* **WHAT THE TASK REQUIRES**:
In your copy, repeat the records exactly and leave out the pictures.

[Saved entries]

* Begin *

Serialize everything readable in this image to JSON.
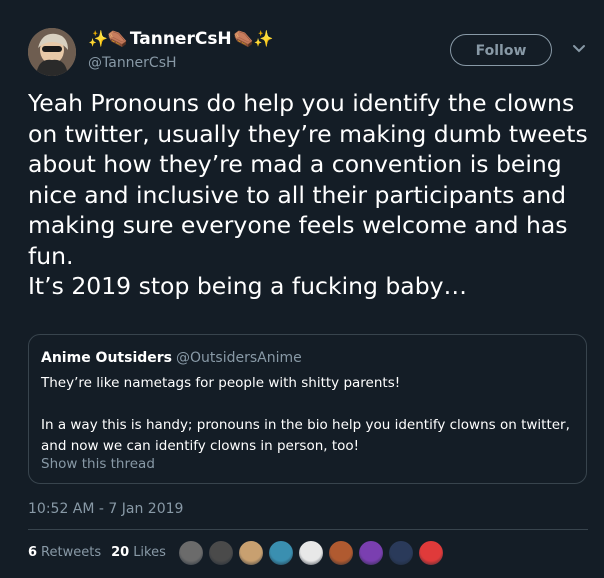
{
  "tweet": {
    "display_name": "TannerCsH",
    "name_emojis_left": "✨⚰️",
    "name_emojis_right": "⚰️✨",
    "handle": "@TannerCsH",
    "follow_label": "Follow",
    "text": "Yeah Pronouns do help you identify the clowns on twitter, usually they’re making dumb tweets about how they’re mad a convention is being nice and inclusive to all their participants and making sure everyone feels welcome and has fun.\nIt’s 2019 stop being a fucking baby…",
    "timestamp": "10:52 AM - 7 Jan 2019"
  },
  "quote": {
    "name": "Anime Outsiders",
    "handle": "@OutsidersAnime",
    "text": "They’re like nametags for people with shitty parents!\n\nIn a way this is handy; pronouns in the bio help you identify clowns on twitter, and now we can identify clowns in person, too!",
    "show_thread": "Show this thread"
  },
  "stats": {
    "retweets_count": "6",
    "retweets_label": "Retweets",
    "likes_count": "20",
    "likes_label": "Likes"
  },
  "likers": [
    {
      "color": "#6b6b6b"
    },
    {
      "color": "#4a4a4a"
    },
    {
      "color": "#c8a070"
    },
    {
      "color": "#3a8fb0"
    },
    {
      "color": "#e8e8e8"
    },
    {
      "color": "#b05a30"
    },
    {
      "color": "#7a3fb0"
    },
    {
      "color": "#2a3a5a"
    },
    {
      "color": "#e03a3a"
    }
  ],
  "colors": {
    "background": "#141d26",
    "secondary_text": "#8899a6",
    "border": "#38444d"
  }
}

* End *

* **WRITTEN RESPONSE**:
Serialize everything readable in this image to JSON.
{
  "tweet": {
    "display_name": "TannerCsH",
    "name_emojis_left": "✨⚰️",
    "name_emojis_right": "⚰️✨",
    "handle": "@TannerCsH",
    "follow_label": "Follow",
    "text": "Yeah Pronouns do help you identify the clowns on twitter, usually they’re making dumb tweets about how they’re mad a convention is being nice and inclusive to all their participants and making sure everyone feels welcome and has fun.\nIt’s 2019 stop being a fucking baby…",
    "timestamp": "10:52 AM - 7 Jan 2019"
  },
  "quote": {
    "name": "Anime Outsiders",
    "handle": "@OutsidersAnime",
    "text": "They’re like nametags for people with shitty parents!\n\nIn a way this is handy; pronouns in the bio help you identify clowns on twitter, and now we can identify clowns in person, too!",
    "show_thread": "Show this thread"
  },
  "stats": {
    "retweets_count": "6",
    "retweets_label": "Retweets",
    "likes_count": "20",
    "likes_label": "Likes"
  },
  "likers": [
    {
      "color": "#6b6b6b"
    },
    {
      "color": "#4a4a4a"
    },
    {
      "color": "#c8a070"
    },
    {
      "color": "#3a8fb0"
    },
    {
      "color": "#e8e8e8"
    },
    {
      "color": "#b05a30"
    },
    {
      "color": "#7a3fb0"
    },
    {
      "color": "#2a3a5a"
    },
    {
      "color": "#e03a3a"
    }
  ],
  "colors": {
    "background": "#141d26",
    "secondary_text": "#8899a6",
    "border": "#38444d"
  }
}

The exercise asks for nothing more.